> _Recorded data_

##############################

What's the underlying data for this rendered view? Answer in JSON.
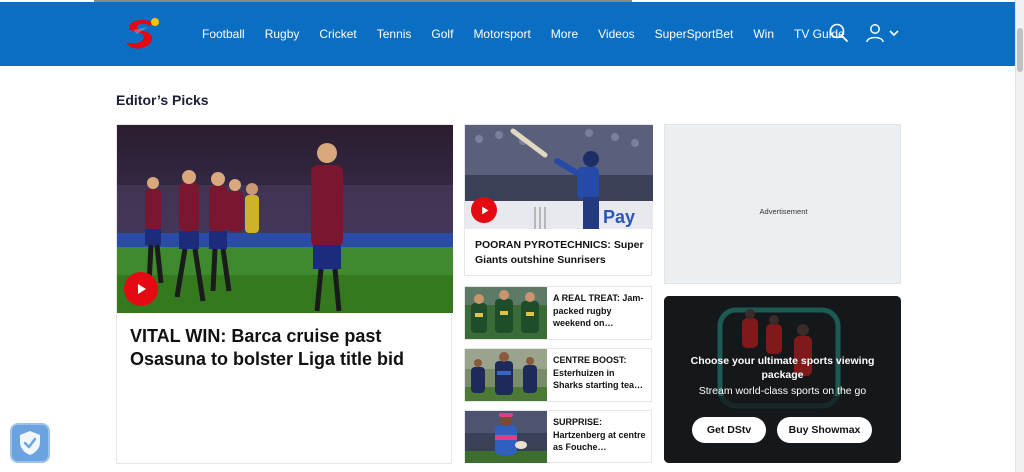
{
  "nav": {
    "items": [
      "Football",
      "Rugby",
      "Cricket",
      "Tennis",
      "Golf",
      "Motorsport",
      "More",
      "Videos",
      "SuperSportBet",
      "Win",
      "TV Guide"
    ],
    "icons": [
      "search-icon",
      "user-icon",
      "chevron-down-icon"
    ]
  },
  "brand": {
    "primary": "#0a6ec2",
    "accent": "#e50914"
  },
  "section_title": "Editor’s Picks",
  "hero": {
    "headline": "VITAL WIN: Barca cruise past Osasuna to bolster Liga title bid"
  },
  "cricket": {
    "headline": "POORAN PYROTECHNICS: Super Giants outshine Sunrisers",
    "board_text": "Pay"
  },
  "stories": [
    {
      "headline": "A REAL TREAT: Jam-packed rugby weekend on…"
    },
    {
      "headline": "CENTRE BOOST: Esterhuizen in Sharks starting tea…"
    },
    {
      "headline": "SURPRISE: Hartzenberg at centre as Fouche…"
    }
  ],
  "ad": {
    "label": "Advertisement"
  },
  "promo": {
    "title": "Choose your ultimate sports viewing package",
    "subtitle": "Stream world-class sports on the go",
    "btn_dstv": "Get DStv",
    "btn_showmax": "Buy Showmax"
  }
}
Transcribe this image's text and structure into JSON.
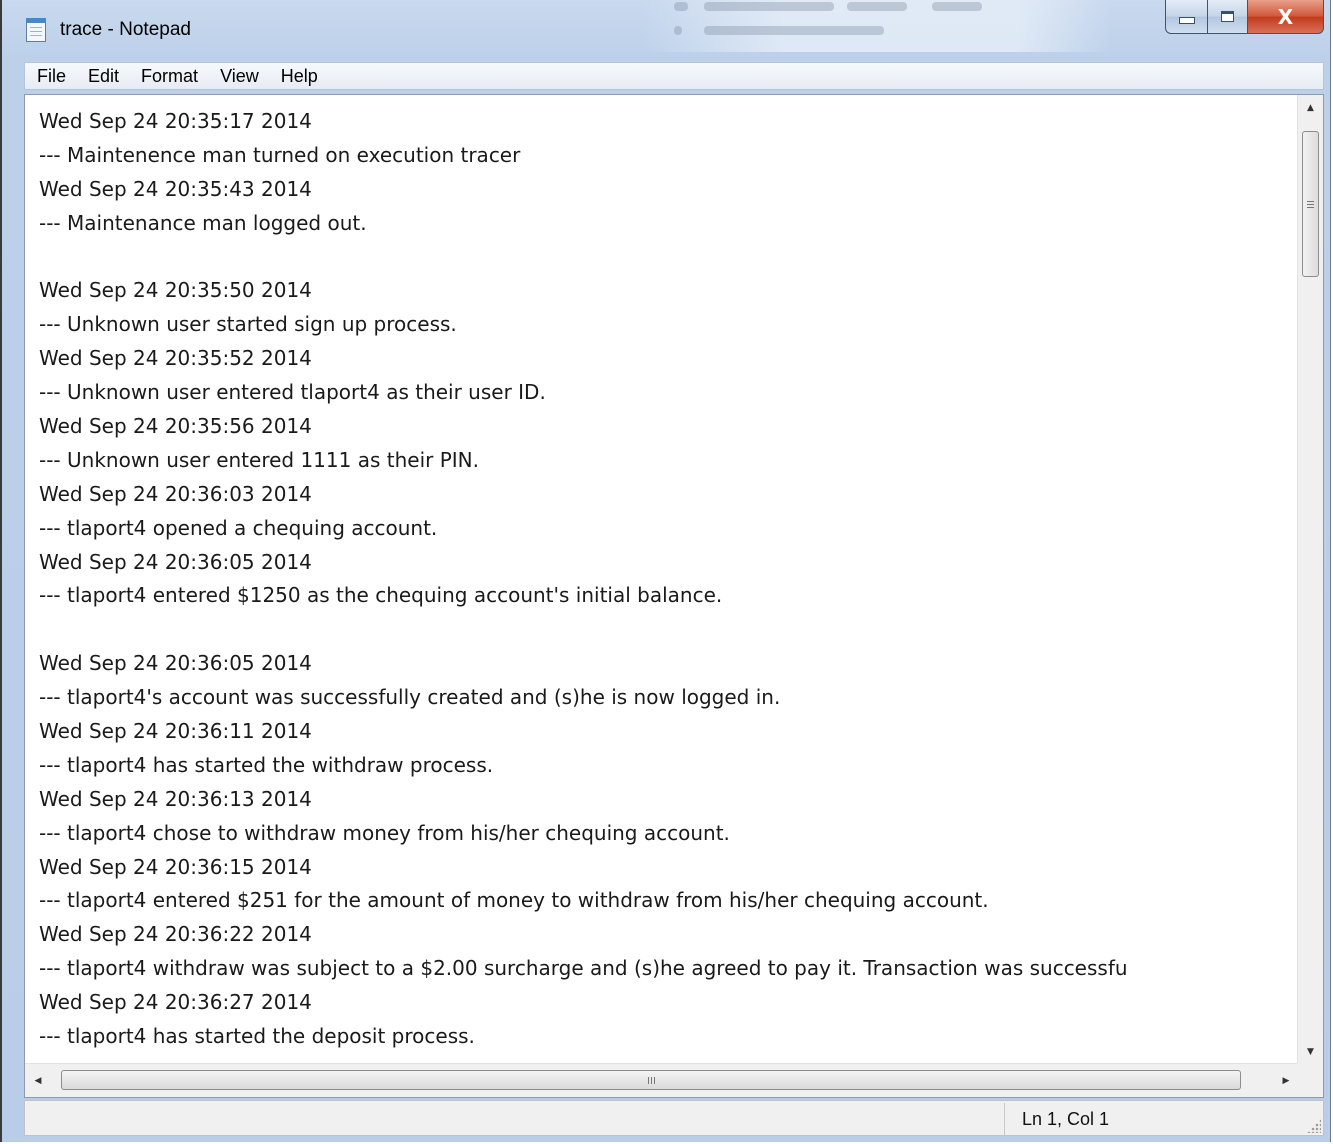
{
  "window": {
    "title": "trace - Notepad",
    "icon": "notepad-icon",
    "controls": {
      "minimize": "minimize-icon",
      "maximize": "maximize-icon",
      "close_label": "X"
    }
  },
  "menu": {
    "items": [
      {
        "label": "File"
      },
      {
        "label": "Edit"
      },
      {
        "label": "Format"
      },
      {
        "label": "View"
      },
      {
        "label": "Help"
      }
    ]
  },
  "document": {
    "lines": [
      "Wed Sep 24 20:35:17 2014",
      "--- Maintenence man turned on execution tracer",
      "Wed Sep 24 20:35:43 2014",
      "--- Maintenance man logged out.",
      "",
      "Wed Sep 24 20:35:50 2014",
      "--- Unknown user started sign up process.",
      "Wed Sep 24 20:35:52 2014",
      "--- Unknown user entered tlaport4 as their user ID.",
      "Wed Sep 24 20:35:56 2014",
      "--- Unknown user entered 1111 as their PIN.",
      "Wed Sep 24 20:36:03 2014",
      "--- tlaport4 opened a chequing account.",
      "Wed Sep 24 20:36:05 2014",
      "--- tlaport4 entered $1250 as the chequing account's initial balance.",
      "",
      "Wed Sep 24 20:36:05 2014",
      "--- tlaport4's account was successfully created and (s)he is now logged in.",
      "Wed Sep 24 20:36:11 2014",
      "--- tlaport4 has started the withdraw process.",
      "Wed Sep 24 20:36:13 2014",
      "--- tlaport4 chose to withdraw money from his/her chequing account.",
      "Wed Sep 24 20:36:15 2014",
      "--- tlaport4 entered $251 for the amount of money to withdraw from his/her chequing account.",
      "Wed Sep 24 20:36:22 2014",
      "--- tlaport4 withdraw was subject to a $2.00 surcharge and (s)he agreed to pay it. Transaction was successfu",
      "Wed Sep 24 20:36:27 2014",
      "--- tlaport4 has started the deposit process."
    ]
  },
  "scrollbars": {
    "up_arrow": "▲",
    "down_arrow": "▼",
    "left_arrow": "◀",
    "right_arrow": "▶",
    "vertical_position": 0,
    "horizontal_position": 0
  },
  "status": {
    "position": "Ln 1, Col 1"
  }
}
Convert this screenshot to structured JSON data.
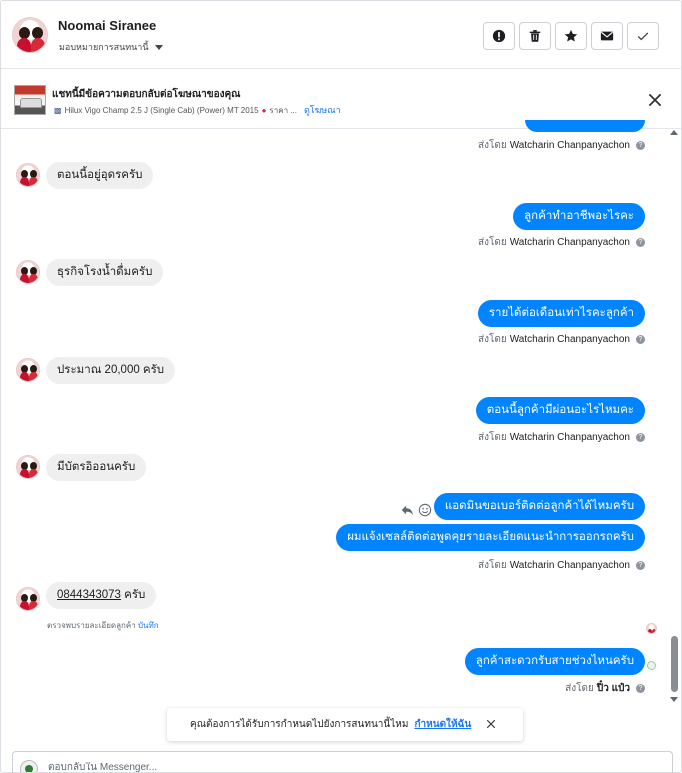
{
  "header": {
    "name": "Noomai Siranee",
    "owner_label": "มอบหมายการสนทนานี้",
    "actions": [
      "important-icon",
      "trash-icon",
      "star-icon",
      "mail-icon",
      "check-icon"
    ]
  },
  "ad": {
    "title": "แชทนี้มีข้อความตอบกลับต่อโฆษณาของคุณ",
    "subtitle": "Hilux Vigo Champ 2.5 J (Single Cab) (Power) MT 2015",
    "price_fragment": "ราคา ...",
    "view_ad": "ดูโฆษณา"
  },
  "messages": [
    {
      "dir": "meta",
      "sender_prefix": "ส่งโดย",
      "sender": "Watcharin Chanpanyachon"
    },
    {
      "dir": "in",
      "text": "ตอนนี้อยู่อุดรครับ"
    },
    {
      "dir": "out",
      "text": "ลูกค้าทำอาชีพอะไรคะ"
    },
    {
      "dir": "meta",
      "sender_prefix": "ส่งโดย",
      "sender": "Watcharin Chanpanyachon"
    },
    {
      "dir": "in",
      "text": "ธุรกิจโรงน้ำดื่มครับ"
    },
    {
      "dir": "out",
      "text": "รายได้ต่อเดือนเท่าไรคะลูกค้า"
    },
    {
      "dir": "meta",
      "sender_prefix": "ส่งโดย",
      "sender": "Watcharin Chanpanyachon"
    },
    {
      "dir": "in",
      "text": "ประมาณ 20,000 ครับ"
    },
    {
      "dir": "out",
      "text": "ตอนนี้ลูกค้ามีผ่อนอะไรไหมคะ"
    },
    {
      "dir": "meta",
      "sender_prefix": "ส่งโดย",
      "sender": "Watcharin Chanpanyachon"
    },
    {
      "dir": "in",
      "text": "มีบัตรอิออนครับ"
    },
    {
      "dir": "out",
      "text": "แอดมินขอเบอร์ติดต่อลูกค้าได้ไหมครับ"
    },
    {
      "dir": "out",
      "text": "ผมแจ้งเซลล์ติดต่อพูดคุยรายละเอียดแนะนำการออกรถครับ"
    },
    {
      "dir": "meta",
      "sender_prefix": "ส่งโดย",
      "sender": "Watcharin Chanpanyachon"
    },
    {
      "dir": "in",
      "phone": "0844343073",
      "suffix": " ครับ"
    },
    {
      "dir": "out",
      "text": "ลูกค้าสะดวกรับสายช่วงไหนครับ"
    },
    {
      "dir": "meta",
      "sender_prefix": "ส่งโดย",
      "sender": "ปิ๋ว แป๋ว"
    }
  ],
  "phone_note": {
    "text": "ตรวจพบรายละเอียดลูกค้า",
    "link": "บันทึก"
  },
  "toast": {
    "text": "คุณต้องการได้รับการกำหนดไปยังการสนทนานี้ไหม",
    "link": "กำหนดให้ฉัน"
  },
  "composer": {
    "placeholder": "ตอบกลับใน Messenger..."
  },
  "colors": {
    "outgoing": "#0084ff",
    "incoming": "#efefef",
    "link": "#1877f2"
  }
}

##############################

> _Stated problem_
Compute how many lines include the string "process", then give that number by itself.

> _Expected answer_
3